Aim:
Every line with the word "niet" in it should be extracted from the data that follows.

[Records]

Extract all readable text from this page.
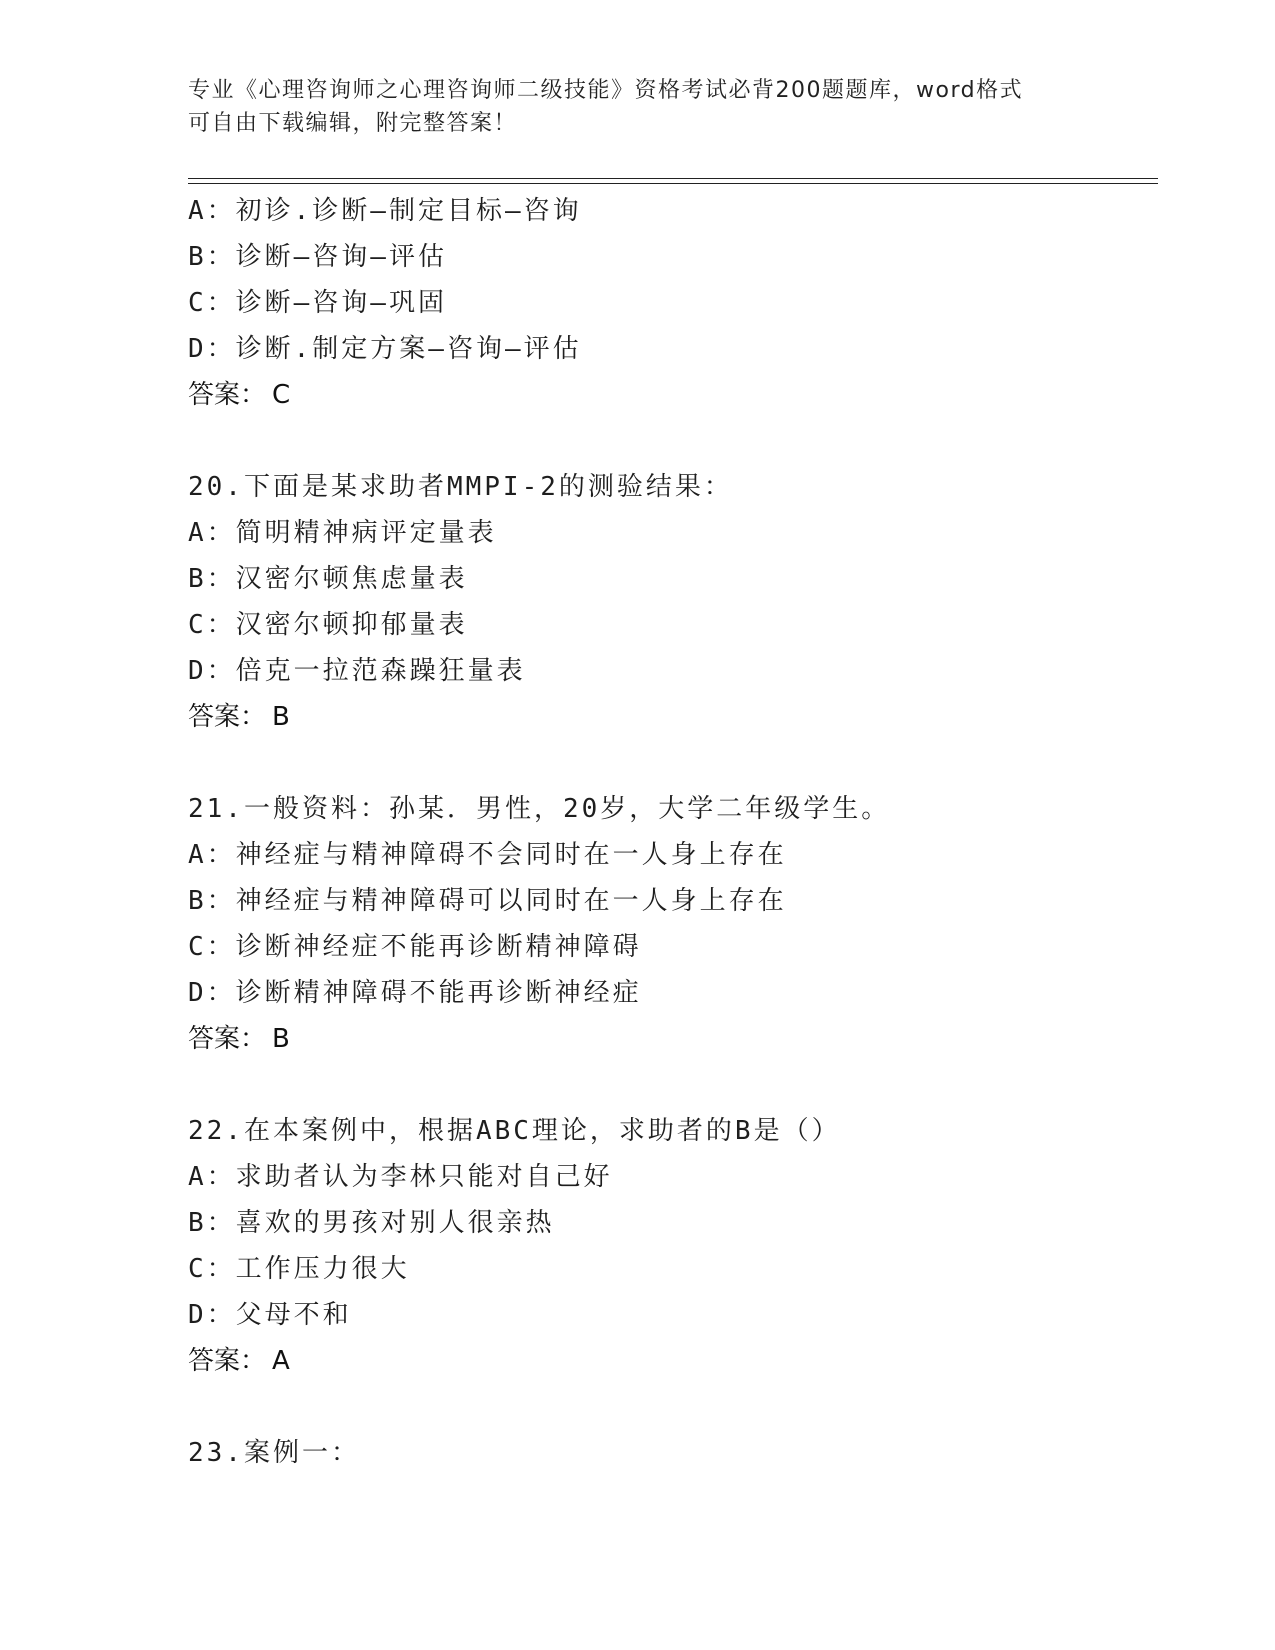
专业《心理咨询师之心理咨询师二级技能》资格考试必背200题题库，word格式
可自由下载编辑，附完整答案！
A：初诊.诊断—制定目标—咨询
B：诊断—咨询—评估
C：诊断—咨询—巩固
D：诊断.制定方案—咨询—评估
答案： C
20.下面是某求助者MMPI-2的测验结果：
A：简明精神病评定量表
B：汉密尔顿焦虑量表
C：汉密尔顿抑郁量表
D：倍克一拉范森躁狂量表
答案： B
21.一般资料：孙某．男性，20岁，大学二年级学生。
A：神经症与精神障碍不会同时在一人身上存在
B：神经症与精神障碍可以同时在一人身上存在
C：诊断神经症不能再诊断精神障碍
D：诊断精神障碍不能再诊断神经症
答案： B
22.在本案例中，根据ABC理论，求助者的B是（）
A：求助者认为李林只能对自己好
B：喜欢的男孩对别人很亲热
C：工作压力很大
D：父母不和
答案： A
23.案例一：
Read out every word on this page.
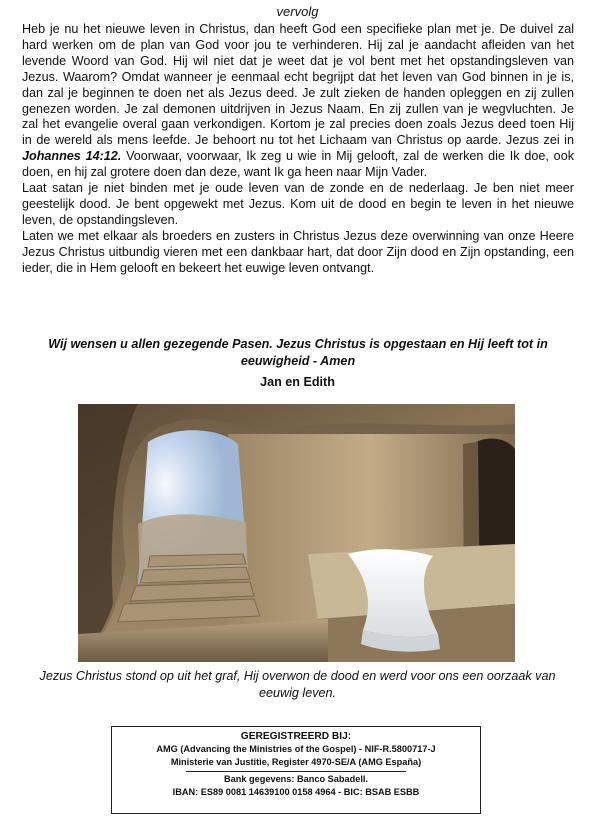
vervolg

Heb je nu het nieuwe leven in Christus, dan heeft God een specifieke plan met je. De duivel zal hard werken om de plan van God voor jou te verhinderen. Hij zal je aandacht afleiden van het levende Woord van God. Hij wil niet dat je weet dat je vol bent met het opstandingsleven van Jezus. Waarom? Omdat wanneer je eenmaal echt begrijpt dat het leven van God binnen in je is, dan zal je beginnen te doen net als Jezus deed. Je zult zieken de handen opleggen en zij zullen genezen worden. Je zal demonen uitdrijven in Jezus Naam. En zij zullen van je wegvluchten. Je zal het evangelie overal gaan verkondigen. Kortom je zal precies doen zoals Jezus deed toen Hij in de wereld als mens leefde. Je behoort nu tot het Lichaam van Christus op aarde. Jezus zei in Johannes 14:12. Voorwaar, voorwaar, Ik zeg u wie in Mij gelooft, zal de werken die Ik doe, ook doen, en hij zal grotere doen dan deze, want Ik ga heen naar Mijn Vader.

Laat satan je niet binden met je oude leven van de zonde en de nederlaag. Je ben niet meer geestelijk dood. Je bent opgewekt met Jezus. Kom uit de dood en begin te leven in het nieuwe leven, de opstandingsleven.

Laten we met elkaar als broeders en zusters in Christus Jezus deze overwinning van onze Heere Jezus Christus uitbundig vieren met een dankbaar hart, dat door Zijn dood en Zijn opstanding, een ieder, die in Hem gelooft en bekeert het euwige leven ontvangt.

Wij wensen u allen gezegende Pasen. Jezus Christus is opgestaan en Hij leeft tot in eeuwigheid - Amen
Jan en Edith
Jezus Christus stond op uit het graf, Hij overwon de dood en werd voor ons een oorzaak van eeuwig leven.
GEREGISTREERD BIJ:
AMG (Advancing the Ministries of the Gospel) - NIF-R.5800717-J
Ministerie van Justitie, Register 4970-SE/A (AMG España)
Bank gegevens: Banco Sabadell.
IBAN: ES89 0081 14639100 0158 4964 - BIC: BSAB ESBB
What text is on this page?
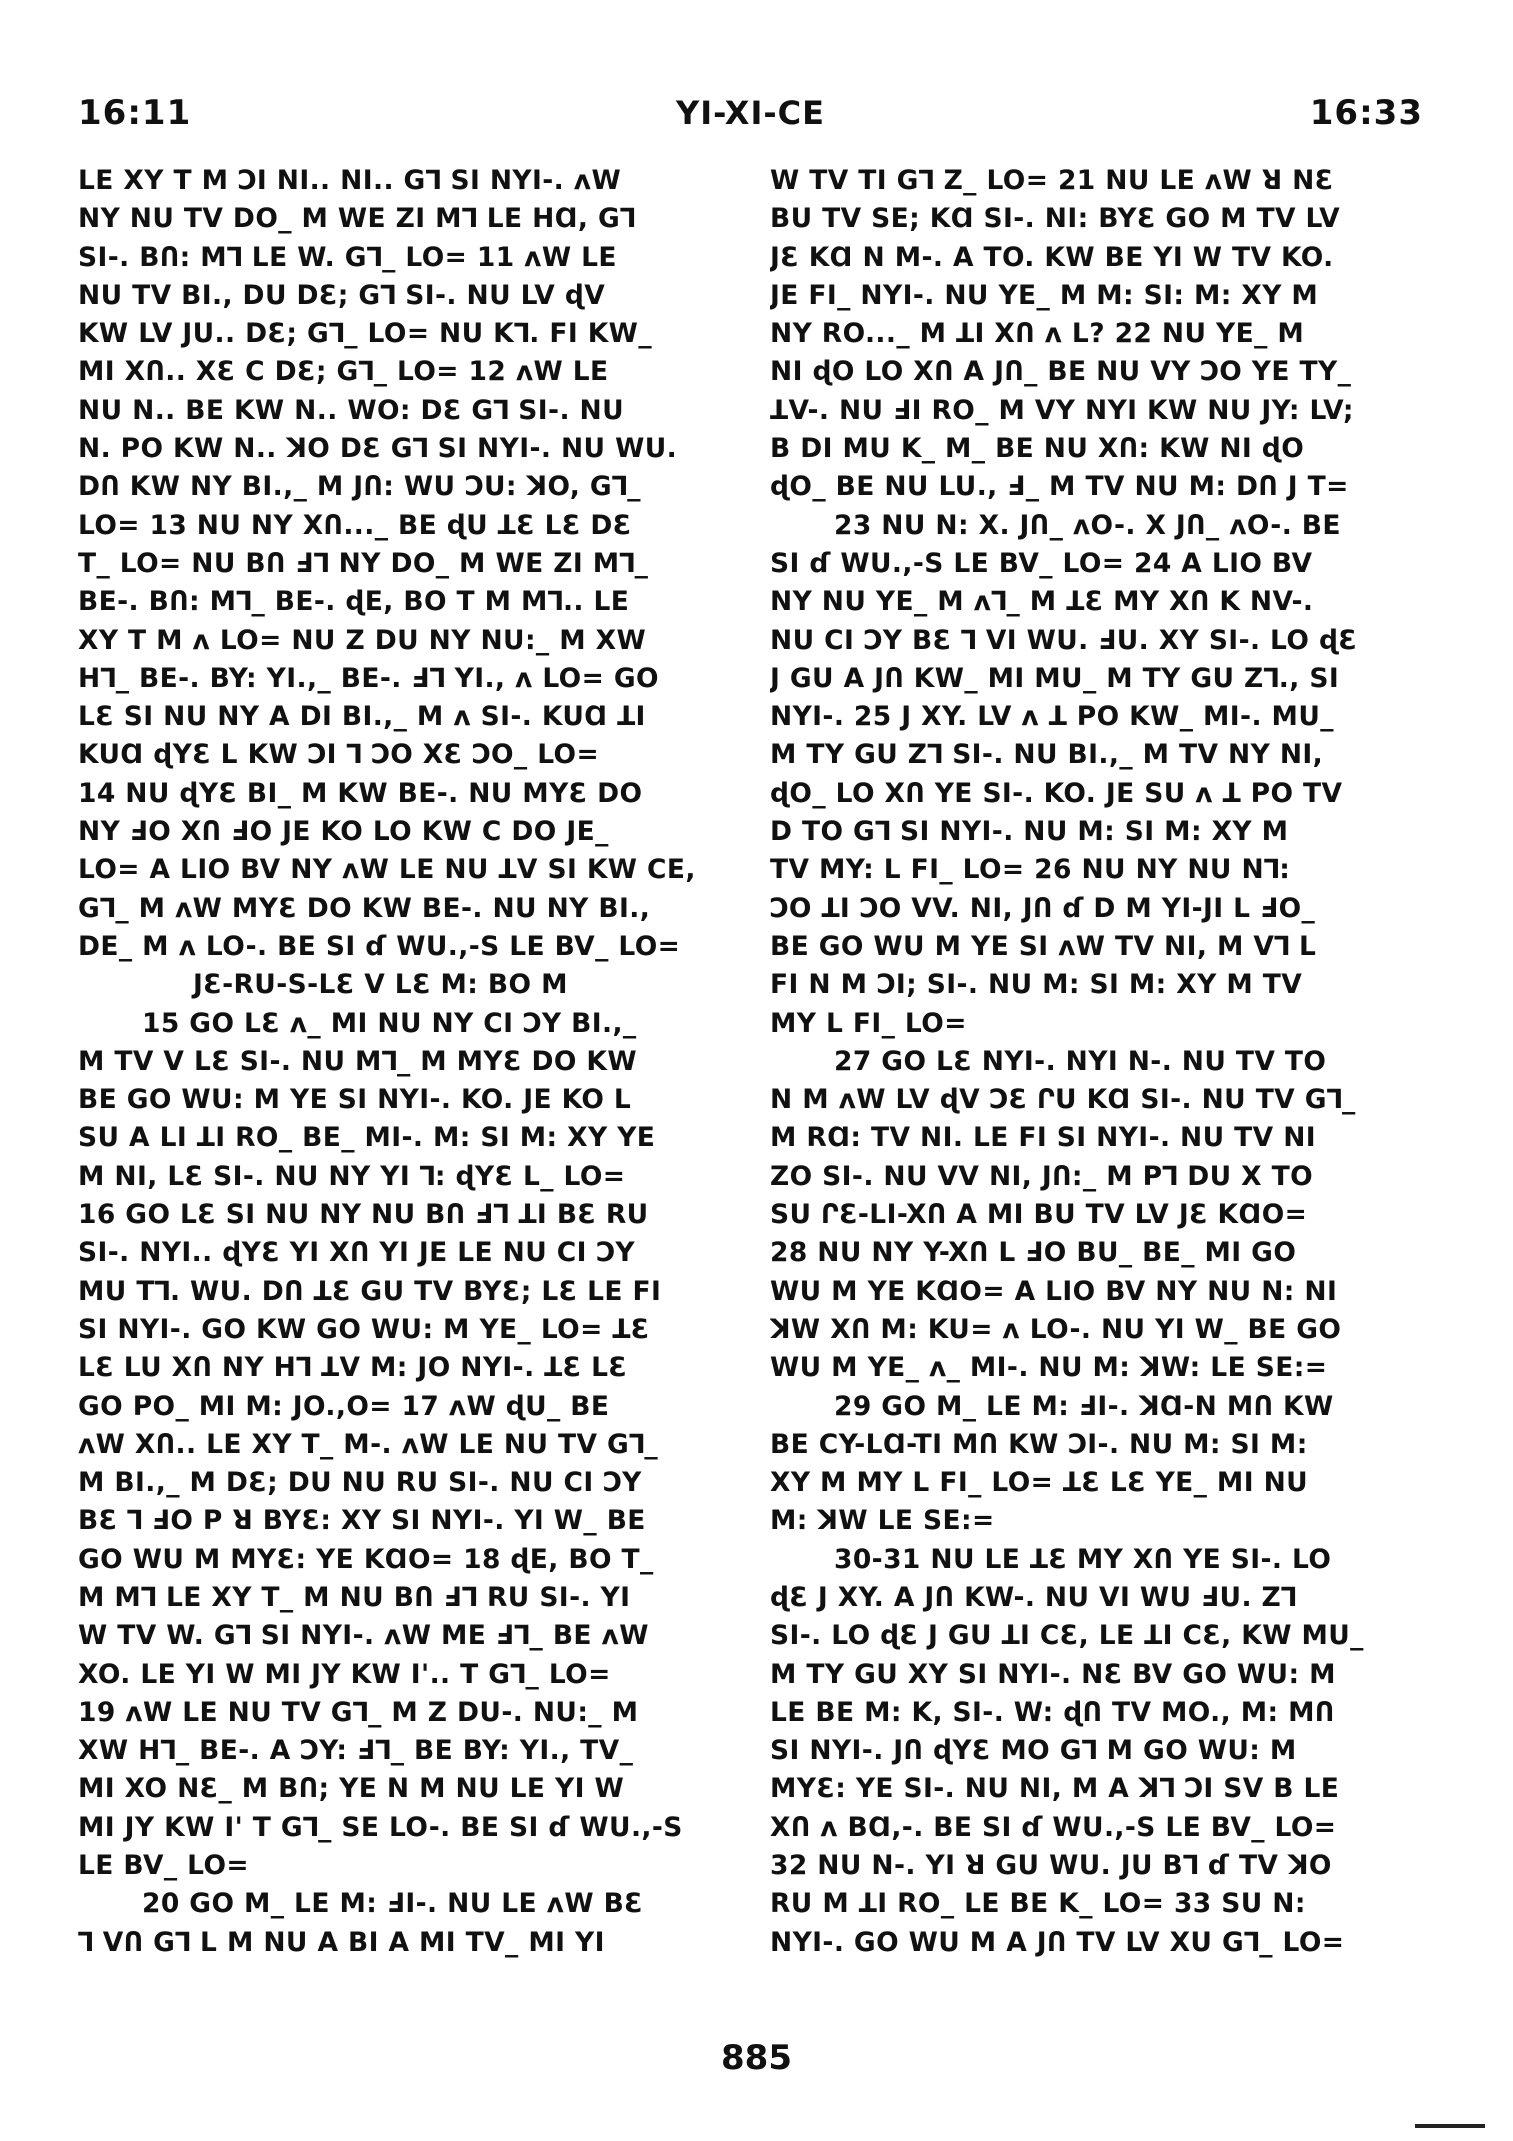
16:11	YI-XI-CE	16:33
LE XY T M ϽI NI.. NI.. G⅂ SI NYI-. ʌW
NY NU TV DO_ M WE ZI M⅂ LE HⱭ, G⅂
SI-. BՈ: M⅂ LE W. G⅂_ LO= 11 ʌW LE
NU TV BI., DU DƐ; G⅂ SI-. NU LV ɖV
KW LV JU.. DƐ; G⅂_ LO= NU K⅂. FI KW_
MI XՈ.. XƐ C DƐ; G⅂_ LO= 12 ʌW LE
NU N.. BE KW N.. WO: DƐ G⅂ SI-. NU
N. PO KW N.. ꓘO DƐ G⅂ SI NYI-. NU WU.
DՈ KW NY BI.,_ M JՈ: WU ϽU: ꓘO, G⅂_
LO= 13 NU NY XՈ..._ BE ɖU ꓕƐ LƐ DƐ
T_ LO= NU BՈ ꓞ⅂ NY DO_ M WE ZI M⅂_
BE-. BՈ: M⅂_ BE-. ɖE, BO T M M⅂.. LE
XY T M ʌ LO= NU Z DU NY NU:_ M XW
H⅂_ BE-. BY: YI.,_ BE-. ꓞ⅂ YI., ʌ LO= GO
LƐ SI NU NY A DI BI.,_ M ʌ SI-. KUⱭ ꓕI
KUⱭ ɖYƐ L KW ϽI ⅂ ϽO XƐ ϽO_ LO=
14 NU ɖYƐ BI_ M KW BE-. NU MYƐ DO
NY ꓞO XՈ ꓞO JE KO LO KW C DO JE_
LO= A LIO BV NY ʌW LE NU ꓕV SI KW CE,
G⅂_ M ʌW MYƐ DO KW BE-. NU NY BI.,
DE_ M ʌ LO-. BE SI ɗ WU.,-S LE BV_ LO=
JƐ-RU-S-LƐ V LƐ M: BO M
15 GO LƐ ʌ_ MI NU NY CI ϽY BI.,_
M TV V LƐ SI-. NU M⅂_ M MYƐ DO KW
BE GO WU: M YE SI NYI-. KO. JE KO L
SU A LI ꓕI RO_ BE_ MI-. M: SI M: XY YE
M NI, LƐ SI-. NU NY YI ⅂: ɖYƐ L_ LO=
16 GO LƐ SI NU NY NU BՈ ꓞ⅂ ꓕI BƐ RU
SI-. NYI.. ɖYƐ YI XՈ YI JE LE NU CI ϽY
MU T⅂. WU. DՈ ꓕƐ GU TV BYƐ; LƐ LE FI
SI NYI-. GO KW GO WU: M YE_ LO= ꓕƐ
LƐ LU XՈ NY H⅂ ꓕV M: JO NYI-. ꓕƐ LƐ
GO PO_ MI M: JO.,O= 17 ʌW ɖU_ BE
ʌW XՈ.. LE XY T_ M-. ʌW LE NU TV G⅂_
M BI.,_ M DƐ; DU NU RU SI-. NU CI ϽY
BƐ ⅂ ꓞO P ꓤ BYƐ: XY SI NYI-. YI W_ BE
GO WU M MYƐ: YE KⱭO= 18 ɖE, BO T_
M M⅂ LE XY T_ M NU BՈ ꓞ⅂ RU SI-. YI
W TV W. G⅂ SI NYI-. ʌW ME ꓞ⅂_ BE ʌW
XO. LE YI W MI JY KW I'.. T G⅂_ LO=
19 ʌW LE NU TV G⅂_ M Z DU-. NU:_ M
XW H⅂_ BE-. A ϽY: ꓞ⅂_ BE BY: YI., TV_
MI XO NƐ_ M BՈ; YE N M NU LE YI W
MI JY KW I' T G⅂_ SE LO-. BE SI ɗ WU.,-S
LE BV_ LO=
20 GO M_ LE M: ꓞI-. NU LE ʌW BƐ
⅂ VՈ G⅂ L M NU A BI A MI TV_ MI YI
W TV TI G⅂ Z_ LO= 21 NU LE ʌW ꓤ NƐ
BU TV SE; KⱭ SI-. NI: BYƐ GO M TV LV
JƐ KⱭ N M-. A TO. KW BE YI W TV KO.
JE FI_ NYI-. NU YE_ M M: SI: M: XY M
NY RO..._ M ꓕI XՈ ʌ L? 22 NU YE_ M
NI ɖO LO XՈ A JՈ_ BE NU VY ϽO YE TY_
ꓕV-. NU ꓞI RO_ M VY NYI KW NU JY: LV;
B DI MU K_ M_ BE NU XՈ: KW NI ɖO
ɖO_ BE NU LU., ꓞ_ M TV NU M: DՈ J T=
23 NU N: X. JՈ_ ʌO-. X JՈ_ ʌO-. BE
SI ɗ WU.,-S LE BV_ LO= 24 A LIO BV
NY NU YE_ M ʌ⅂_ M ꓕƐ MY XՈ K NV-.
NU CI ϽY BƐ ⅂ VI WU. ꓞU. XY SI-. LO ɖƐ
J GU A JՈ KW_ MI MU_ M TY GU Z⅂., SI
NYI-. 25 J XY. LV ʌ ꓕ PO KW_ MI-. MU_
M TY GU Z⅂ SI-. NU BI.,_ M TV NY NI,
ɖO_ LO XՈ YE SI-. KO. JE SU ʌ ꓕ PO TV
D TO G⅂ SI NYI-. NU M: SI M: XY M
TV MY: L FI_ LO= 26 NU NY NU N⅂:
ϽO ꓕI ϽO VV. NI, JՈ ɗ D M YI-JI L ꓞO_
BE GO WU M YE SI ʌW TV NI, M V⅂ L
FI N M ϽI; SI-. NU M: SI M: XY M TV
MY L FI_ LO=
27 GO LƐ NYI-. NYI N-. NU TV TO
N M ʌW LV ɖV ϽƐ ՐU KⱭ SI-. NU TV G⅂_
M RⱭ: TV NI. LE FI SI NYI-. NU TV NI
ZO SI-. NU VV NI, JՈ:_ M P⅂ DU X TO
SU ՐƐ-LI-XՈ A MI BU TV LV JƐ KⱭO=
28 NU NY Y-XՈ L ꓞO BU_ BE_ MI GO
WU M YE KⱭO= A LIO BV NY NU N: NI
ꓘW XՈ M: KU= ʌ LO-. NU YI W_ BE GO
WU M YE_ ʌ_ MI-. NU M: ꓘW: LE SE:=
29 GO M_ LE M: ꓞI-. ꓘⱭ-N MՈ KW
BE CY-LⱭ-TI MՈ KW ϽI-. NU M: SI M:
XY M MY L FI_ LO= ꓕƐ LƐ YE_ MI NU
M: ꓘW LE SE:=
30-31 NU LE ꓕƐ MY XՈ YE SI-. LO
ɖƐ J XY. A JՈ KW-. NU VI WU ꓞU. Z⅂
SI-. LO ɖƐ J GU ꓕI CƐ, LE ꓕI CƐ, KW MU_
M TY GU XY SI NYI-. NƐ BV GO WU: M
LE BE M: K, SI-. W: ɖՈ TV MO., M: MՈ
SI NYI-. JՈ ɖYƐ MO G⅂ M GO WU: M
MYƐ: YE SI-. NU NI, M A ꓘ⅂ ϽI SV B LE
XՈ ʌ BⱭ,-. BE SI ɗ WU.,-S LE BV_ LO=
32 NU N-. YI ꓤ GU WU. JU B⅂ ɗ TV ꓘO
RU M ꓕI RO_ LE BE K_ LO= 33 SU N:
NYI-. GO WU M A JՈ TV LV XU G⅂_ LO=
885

Exercise output:
Heb je nu het nieuwe leven in Christus, dan heeft God een specifieke plan met je. De duivel zal hard werken om de plan van God voor jou te verhinderen. Hij zal je aandacht afleiden van het levende Woord van God. Hij wil niet dat je weet dat je vol bent met het opstandingsleven van Jezus. Waarom? Omdat wanneer je eenmaal echt begrijpt dat het leven van God binnen in je is, dan zal je beginnen te doen net als Jezus deed. Je zult zieken de handen opleggen en zij zullen genezen worden. Je zal demonen uitdrijven in Jezus Naam. En zij zullen van je wegvluchten. Je zal het evangelie overal gaan verkondigen. Kortom je zal precies doen zoals Jezus deed toen Hij in de wereld als mens leefde. Je behoort nu tot het Lichaam van Christus op aarde. Jezus zei in Johannes 14:12. Voorwaar, voorwaar, Ik zeg u wie in Mij gelooft, zal de werken die Ik doe, ook doen, en hij zal grotere doen dan deze, want Ik ga heen naar Mijn Vader.
Laat satan je niet binden met je oude leven van de zonde en de nederlaag. Je ben niet meer geestelijk dood. Je bent opgewekt met Jezus. Kom uit de dood en begin te leven in het nieuwe leven, de opstandingsleven.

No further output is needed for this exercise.